### Supplied entries:
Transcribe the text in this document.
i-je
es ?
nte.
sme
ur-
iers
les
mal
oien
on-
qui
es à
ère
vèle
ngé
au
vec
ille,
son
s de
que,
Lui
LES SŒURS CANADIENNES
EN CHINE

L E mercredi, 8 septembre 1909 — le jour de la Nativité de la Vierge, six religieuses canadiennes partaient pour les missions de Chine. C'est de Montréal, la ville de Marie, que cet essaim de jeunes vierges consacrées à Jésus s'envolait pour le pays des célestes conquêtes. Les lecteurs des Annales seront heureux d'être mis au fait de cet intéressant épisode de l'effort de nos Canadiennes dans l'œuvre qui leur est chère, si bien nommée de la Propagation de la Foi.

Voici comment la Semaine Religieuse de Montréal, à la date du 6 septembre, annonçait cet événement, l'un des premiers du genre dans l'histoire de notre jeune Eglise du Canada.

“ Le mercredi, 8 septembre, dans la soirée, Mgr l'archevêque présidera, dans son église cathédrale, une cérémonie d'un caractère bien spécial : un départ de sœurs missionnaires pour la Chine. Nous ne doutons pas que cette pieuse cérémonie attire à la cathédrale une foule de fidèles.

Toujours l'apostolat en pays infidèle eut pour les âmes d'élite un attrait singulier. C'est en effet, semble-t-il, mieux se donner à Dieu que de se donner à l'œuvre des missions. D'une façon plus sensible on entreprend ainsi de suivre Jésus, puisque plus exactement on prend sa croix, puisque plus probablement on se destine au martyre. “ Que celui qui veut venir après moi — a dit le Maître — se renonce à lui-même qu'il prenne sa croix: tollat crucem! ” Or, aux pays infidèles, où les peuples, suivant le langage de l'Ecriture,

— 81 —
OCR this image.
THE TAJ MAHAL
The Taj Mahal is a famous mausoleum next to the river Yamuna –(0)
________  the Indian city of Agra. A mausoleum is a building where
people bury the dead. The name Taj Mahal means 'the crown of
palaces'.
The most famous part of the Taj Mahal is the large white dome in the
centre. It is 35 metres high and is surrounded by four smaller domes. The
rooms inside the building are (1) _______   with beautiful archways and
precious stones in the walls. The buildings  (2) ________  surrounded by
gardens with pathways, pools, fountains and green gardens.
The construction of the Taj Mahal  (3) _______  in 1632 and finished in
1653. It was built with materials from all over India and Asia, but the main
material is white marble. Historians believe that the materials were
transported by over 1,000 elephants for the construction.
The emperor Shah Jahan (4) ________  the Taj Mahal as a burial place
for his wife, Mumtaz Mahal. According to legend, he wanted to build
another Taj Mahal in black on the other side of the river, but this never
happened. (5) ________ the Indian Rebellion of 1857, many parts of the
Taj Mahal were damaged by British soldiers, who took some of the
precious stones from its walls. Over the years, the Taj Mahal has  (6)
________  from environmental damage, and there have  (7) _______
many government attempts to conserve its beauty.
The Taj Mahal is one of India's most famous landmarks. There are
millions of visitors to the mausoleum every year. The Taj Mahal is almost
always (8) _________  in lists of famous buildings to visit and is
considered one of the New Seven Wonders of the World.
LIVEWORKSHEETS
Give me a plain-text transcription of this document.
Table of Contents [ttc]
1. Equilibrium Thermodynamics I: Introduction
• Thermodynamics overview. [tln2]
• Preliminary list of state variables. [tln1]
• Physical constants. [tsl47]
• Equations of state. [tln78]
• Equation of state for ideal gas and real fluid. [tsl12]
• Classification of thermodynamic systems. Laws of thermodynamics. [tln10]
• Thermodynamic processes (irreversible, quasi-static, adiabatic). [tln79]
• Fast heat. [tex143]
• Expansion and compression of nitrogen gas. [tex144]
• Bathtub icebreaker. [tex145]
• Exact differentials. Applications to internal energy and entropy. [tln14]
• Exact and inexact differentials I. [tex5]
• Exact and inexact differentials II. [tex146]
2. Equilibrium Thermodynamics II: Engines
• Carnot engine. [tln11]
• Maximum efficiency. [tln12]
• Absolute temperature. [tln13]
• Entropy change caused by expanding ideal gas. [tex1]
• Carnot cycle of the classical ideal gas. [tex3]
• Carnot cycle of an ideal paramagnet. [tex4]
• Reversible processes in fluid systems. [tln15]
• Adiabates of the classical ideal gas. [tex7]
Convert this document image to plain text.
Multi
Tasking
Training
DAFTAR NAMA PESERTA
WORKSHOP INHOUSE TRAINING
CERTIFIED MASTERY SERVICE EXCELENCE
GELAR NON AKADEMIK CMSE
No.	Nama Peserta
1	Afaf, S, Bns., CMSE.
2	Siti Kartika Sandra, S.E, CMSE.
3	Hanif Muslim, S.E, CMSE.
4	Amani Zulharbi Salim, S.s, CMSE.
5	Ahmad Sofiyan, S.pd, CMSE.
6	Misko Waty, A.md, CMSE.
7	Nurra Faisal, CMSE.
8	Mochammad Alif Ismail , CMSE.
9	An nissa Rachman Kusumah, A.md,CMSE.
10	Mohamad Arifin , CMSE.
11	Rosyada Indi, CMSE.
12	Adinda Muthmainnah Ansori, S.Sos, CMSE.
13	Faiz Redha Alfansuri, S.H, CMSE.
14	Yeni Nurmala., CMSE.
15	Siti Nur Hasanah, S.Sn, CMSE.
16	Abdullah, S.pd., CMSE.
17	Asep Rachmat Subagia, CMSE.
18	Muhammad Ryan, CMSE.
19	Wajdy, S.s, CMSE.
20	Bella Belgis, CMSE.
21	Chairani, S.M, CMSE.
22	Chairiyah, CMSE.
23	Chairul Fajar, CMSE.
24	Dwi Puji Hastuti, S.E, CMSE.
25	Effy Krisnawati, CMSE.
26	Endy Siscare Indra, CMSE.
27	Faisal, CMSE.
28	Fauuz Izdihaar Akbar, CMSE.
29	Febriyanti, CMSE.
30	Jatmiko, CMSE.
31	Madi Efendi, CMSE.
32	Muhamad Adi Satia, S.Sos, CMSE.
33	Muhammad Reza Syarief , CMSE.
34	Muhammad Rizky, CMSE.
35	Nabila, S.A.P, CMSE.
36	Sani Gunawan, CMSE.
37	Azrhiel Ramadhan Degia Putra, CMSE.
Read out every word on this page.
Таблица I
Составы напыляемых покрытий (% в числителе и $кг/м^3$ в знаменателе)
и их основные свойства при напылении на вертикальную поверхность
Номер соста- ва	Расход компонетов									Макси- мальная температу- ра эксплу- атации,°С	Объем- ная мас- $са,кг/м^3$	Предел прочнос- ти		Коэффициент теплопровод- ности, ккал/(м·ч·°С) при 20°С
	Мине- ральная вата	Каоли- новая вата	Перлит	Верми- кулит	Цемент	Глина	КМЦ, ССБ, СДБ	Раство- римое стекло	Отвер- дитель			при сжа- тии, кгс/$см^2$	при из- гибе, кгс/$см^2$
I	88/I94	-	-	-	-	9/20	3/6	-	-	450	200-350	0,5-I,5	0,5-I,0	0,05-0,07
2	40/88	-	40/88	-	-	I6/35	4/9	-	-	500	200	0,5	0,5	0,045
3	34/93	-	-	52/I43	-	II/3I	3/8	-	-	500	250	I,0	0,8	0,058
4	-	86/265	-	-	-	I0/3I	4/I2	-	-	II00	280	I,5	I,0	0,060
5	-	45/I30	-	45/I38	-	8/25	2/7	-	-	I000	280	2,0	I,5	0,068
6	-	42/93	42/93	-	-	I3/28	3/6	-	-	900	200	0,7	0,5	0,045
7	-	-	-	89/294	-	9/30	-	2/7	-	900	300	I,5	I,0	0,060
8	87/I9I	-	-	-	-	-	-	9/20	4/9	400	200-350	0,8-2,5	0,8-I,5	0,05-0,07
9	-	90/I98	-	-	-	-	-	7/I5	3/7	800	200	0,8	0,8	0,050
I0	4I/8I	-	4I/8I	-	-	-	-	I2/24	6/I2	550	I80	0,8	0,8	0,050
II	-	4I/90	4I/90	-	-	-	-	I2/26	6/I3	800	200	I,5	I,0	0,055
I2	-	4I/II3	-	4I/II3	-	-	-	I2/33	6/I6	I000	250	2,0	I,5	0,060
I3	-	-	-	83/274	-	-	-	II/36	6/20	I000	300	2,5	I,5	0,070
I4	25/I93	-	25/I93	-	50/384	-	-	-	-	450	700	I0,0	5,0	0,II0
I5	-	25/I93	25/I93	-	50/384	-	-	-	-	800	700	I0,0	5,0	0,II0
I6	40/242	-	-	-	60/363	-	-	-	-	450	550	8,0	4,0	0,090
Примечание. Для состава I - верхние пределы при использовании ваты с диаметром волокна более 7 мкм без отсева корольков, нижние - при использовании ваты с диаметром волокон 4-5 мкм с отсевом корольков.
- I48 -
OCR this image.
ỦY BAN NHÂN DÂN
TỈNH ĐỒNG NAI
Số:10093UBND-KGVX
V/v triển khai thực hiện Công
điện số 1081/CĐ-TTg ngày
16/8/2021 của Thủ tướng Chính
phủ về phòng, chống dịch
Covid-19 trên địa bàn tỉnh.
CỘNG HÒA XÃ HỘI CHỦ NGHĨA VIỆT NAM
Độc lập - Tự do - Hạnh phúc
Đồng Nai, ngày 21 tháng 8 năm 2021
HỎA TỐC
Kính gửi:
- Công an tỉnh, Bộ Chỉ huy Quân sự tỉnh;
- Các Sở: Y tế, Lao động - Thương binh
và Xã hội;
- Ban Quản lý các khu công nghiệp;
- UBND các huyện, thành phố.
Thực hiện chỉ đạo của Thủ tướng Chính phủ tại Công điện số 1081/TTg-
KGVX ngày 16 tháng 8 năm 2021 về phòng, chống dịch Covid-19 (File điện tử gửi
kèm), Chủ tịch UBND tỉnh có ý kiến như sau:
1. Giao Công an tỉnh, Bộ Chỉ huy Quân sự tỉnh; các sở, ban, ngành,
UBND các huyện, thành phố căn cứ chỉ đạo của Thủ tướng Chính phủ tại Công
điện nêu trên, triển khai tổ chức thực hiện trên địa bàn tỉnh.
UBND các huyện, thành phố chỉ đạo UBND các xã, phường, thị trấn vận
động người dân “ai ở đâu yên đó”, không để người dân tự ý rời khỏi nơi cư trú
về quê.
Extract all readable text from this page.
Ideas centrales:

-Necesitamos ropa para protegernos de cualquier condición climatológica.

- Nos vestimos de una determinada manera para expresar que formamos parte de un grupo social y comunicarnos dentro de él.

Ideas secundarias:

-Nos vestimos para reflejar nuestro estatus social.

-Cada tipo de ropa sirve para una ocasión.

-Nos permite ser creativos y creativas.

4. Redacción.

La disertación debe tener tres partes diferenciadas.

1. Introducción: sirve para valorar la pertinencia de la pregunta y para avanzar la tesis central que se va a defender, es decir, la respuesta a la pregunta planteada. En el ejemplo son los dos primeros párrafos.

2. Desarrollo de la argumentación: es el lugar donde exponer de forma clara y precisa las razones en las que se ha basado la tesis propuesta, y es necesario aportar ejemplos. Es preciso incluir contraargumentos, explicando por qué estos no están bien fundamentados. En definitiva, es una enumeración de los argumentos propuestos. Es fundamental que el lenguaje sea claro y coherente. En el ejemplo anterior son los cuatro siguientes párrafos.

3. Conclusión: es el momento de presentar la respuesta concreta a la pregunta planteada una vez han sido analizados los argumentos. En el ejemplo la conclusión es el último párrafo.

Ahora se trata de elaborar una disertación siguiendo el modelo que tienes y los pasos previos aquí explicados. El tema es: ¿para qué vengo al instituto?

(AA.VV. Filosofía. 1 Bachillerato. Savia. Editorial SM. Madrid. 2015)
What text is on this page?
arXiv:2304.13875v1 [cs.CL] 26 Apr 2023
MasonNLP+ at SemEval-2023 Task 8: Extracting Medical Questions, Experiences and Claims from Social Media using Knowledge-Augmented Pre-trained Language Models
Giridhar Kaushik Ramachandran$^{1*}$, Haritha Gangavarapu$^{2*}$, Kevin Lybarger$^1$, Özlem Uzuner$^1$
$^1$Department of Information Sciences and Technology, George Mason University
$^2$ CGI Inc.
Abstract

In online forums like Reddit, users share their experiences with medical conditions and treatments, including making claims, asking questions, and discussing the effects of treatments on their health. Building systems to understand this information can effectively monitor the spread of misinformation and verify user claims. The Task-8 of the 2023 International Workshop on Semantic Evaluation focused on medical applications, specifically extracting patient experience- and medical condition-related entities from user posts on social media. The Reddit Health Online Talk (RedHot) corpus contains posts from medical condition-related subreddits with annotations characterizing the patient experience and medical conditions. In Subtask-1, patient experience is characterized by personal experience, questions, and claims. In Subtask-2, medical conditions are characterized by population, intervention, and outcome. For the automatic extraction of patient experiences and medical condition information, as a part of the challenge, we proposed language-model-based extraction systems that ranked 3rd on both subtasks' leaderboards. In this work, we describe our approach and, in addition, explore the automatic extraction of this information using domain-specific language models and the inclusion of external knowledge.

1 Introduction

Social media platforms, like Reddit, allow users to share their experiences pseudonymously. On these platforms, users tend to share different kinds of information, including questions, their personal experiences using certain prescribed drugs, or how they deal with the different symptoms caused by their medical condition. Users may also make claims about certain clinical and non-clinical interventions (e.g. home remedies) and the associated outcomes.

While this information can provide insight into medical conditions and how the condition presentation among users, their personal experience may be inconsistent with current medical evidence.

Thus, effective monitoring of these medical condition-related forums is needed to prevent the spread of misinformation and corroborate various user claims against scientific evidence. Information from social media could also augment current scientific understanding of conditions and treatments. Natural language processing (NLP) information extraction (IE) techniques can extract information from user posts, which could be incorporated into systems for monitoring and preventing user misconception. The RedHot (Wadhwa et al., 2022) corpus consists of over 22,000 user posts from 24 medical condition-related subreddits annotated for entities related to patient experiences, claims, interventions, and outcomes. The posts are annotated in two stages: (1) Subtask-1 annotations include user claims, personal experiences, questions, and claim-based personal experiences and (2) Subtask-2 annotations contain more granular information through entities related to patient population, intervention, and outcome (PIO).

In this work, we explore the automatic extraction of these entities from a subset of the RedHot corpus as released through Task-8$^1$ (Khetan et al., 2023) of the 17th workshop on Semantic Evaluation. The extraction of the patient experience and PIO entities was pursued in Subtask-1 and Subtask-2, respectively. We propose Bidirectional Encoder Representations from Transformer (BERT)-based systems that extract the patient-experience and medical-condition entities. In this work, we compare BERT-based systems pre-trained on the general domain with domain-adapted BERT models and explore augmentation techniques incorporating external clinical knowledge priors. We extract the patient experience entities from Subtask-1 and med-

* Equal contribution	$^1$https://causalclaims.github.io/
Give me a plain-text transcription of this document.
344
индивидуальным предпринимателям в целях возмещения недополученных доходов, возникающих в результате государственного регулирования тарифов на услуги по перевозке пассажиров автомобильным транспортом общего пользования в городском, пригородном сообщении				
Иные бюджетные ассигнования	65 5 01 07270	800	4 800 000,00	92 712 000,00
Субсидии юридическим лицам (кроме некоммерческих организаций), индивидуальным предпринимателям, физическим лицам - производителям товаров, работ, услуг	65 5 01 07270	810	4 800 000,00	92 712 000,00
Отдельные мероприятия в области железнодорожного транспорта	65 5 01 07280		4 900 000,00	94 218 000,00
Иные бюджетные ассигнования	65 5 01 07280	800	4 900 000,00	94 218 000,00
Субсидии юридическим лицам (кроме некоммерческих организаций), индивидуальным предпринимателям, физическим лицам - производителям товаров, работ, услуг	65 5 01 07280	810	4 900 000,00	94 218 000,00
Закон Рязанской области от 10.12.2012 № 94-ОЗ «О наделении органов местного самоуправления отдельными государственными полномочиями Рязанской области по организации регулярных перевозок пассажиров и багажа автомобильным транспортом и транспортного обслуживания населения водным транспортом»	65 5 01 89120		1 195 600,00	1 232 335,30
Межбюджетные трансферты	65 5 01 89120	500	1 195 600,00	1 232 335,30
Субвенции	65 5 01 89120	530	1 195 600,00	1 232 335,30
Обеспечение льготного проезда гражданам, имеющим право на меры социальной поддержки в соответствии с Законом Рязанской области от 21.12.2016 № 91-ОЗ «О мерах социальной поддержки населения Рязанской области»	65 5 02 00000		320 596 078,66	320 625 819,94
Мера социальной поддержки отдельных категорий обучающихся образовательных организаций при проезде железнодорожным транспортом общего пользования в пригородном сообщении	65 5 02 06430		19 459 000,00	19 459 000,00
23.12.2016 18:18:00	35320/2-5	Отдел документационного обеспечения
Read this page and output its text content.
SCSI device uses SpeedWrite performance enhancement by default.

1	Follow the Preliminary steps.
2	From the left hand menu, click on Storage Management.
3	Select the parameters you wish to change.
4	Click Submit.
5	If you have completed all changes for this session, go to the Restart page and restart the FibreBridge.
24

### Directions:
From the entries above, copy each line holding "dans".

### Answer for this exercise:
L E mercredi, 8 septembre 1909 — le jour de la Nativité de la Vierge, six religieuses canadiennes partaient pour les missions de Chine. C'est de Montréal, la ville de Marie, que cet essaim de jeunes vierges consacrées à Jésus s'envolait pour le pays des célestes conquêtes. Les lecteurs des Annales seront heureux d'être mis au fait de cet intéressant épisode de l'effort de nos Canadiennes dans l'œuvre qui leur est chère, si bien nommée de la Propagation de la Foi.
Voici comment la Semaine Religieuse de Montréal, à la date du 6 septembre, annonçait cet événement, l'un des premiers du genre dans l'histoire de notre jeune Eglise du Canada.
“ Le mercredi, 8 septembre, dans la soirée, Mgr l'archevêque présidera, dans son église cathédrale, une cérémonie d'un caractère bien spécial : un départ de sœurs missionnaires pour la Chine. Nous ne doutons pas que cette pieuse cérémonie attire à la cathédrale une foule de fidèles.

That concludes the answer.